─── Dataset content ───

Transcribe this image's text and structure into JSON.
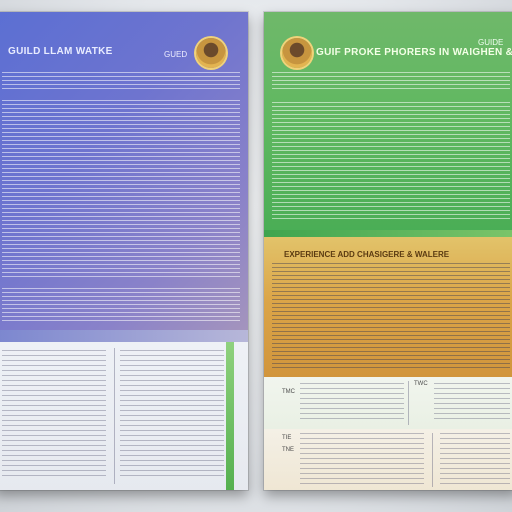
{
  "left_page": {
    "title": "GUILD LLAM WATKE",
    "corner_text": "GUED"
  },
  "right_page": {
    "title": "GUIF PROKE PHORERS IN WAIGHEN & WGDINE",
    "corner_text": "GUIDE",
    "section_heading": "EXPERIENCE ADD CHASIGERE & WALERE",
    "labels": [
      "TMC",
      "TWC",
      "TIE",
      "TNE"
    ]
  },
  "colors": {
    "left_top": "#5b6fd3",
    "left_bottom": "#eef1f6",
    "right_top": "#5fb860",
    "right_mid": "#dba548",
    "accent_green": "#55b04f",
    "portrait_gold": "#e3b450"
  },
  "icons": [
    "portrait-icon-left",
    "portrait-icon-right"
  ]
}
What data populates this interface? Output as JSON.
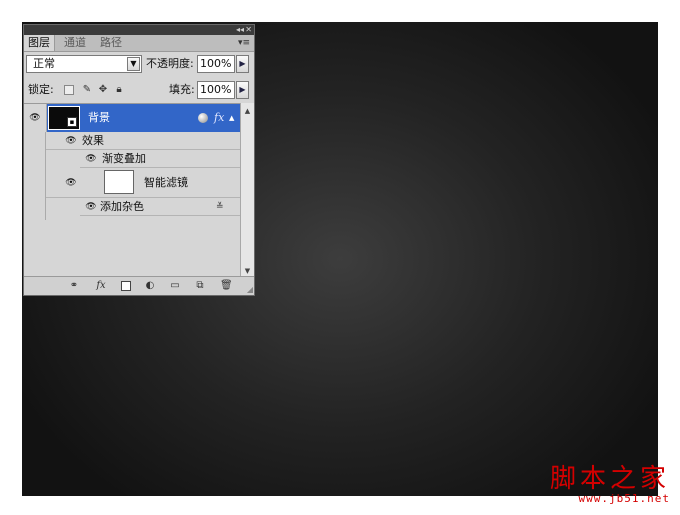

───
─── Dataset content ───

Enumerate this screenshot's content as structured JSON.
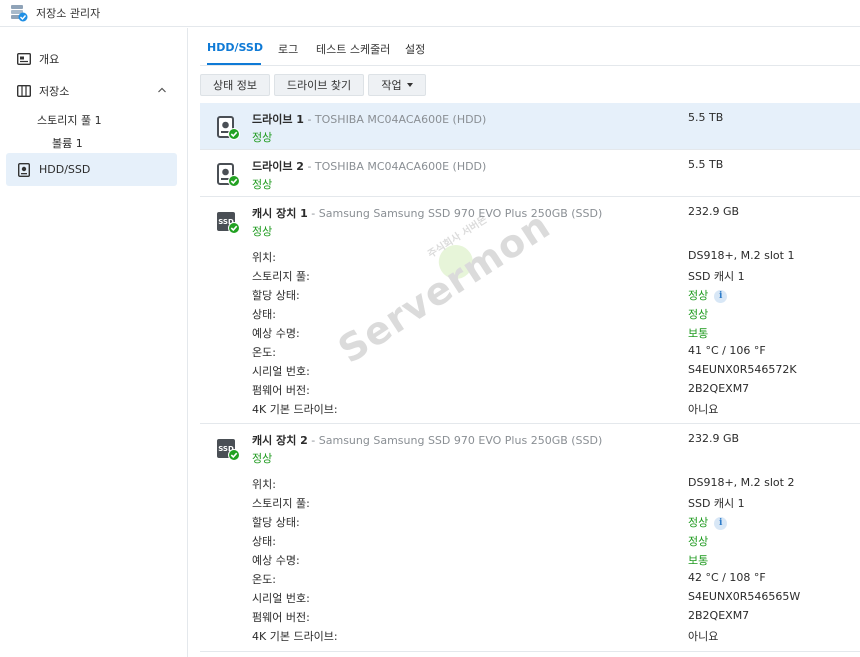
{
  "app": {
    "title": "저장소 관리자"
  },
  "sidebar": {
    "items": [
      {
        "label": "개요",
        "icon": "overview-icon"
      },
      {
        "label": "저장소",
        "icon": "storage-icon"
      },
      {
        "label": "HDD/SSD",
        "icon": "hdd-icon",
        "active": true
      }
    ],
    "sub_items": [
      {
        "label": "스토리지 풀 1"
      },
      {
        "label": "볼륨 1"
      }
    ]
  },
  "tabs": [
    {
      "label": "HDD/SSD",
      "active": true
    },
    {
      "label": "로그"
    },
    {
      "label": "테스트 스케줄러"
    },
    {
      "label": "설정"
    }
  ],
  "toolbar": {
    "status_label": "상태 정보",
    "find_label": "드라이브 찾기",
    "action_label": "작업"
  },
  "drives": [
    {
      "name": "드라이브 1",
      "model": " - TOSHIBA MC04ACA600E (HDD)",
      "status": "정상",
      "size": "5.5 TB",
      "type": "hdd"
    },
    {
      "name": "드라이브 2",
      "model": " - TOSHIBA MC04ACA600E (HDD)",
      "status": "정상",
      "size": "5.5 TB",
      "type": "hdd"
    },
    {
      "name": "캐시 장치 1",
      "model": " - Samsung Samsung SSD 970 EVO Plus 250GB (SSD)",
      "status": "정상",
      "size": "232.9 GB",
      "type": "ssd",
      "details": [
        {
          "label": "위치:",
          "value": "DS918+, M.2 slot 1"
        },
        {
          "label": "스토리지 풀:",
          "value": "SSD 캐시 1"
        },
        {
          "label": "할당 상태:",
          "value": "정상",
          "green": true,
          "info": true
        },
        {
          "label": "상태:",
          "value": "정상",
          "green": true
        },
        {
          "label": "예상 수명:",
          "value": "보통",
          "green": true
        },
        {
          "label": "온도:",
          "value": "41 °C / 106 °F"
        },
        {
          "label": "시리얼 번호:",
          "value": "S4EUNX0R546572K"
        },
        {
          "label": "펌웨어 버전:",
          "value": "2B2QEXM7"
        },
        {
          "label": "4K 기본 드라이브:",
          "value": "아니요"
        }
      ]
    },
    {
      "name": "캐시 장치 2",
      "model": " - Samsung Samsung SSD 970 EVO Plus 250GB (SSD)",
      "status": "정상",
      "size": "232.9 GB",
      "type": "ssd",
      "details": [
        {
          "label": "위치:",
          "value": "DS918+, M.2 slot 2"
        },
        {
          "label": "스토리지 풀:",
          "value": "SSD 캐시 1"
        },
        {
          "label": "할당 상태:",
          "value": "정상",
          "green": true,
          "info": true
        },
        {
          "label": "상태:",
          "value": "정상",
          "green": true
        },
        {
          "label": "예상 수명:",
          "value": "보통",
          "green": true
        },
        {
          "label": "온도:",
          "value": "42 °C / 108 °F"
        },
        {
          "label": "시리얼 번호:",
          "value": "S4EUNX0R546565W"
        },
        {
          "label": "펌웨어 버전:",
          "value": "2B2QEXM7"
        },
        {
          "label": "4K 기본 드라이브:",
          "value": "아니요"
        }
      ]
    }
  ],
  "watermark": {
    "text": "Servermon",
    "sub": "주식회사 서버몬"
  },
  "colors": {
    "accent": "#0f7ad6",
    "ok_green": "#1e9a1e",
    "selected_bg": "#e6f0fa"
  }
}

───

Skip all pictures. Retype exactly the span whose first line is the one with "Transcribe this image's" and whose last line is the one with "What data populates".

Transcribe this image's text and structure into JSON.
{
  "left_page": {
    "title": "GUILD LLAM WATKE",
    "corner_text": "GUED"
  },
  "right_page": {
    "title": "GUIF PROKE PHORERS IN WAIGHEN & WGDINE",
    "corner_text": "GUIDE",
    "section_heading": "EXPERIENCE ADD CHASIGERE & WALERE",
    "labels": [
      "TMC",
      "TWC",
      "TIE",
      "TNE"
    ]
  },
  "colors": {
    "left_top": "#5b6fd3",
    "left_bottom": "#eef1f6",
    "right_top": "#5fb860",
    "right_mid": "#dba548",
    "accent_green": "#55b04f",
    "portrait_gold": "#e3b450"
  },
  "icons": [
    "portrait-icon-left",
    "portrait-icon-right"
  ]
}
What data populates this interface? Output as JSON.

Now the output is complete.